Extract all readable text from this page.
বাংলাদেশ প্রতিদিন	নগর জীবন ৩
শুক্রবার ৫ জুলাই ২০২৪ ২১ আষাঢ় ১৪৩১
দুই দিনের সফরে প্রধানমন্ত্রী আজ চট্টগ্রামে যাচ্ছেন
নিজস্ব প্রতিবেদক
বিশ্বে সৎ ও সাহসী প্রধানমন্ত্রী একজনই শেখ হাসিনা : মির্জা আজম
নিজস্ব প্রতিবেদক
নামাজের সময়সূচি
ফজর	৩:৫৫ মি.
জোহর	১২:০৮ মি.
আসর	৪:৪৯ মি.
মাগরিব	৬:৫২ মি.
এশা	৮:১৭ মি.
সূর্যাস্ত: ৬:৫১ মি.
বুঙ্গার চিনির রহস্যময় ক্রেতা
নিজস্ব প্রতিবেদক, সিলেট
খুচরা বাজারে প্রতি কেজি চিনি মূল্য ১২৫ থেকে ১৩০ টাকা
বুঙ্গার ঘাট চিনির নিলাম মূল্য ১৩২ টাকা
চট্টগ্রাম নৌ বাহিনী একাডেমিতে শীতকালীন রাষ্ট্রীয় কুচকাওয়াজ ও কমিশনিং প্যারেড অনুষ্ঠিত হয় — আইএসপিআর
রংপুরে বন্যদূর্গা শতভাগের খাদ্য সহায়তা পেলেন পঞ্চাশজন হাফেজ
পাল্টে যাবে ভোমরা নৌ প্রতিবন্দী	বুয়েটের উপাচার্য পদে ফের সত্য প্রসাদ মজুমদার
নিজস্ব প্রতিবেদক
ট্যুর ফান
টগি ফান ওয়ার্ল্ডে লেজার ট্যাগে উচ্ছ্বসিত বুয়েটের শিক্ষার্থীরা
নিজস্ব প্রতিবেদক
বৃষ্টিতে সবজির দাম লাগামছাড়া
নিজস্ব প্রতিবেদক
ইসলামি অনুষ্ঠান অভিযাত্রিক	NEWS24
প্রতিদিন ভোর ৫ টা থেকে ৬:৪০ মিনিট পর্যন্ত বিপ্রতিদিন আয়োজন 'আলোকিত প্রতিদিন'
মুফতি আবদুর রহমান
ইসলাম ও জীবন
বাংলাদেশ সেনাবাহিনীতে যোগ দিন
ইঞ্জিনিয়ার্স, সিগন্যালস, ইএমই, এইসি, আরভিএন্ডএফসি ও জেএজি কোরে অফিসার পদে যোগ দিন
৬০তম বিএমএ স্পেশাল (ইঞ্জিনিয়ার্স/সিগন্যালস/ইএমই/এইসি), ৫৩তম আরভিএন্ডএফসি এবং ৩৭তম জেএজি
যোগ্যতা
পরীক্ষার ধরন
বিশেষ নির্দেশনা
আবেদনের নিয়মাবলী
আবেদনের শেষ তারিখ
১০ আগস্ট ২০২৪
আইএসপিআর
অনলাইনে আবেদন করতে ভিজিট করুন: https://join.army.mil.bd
++++++++++++++++++++
Written instruction: In the data above, count the lines where the word "ডএফস" appears; reply with the number only.

The result: 2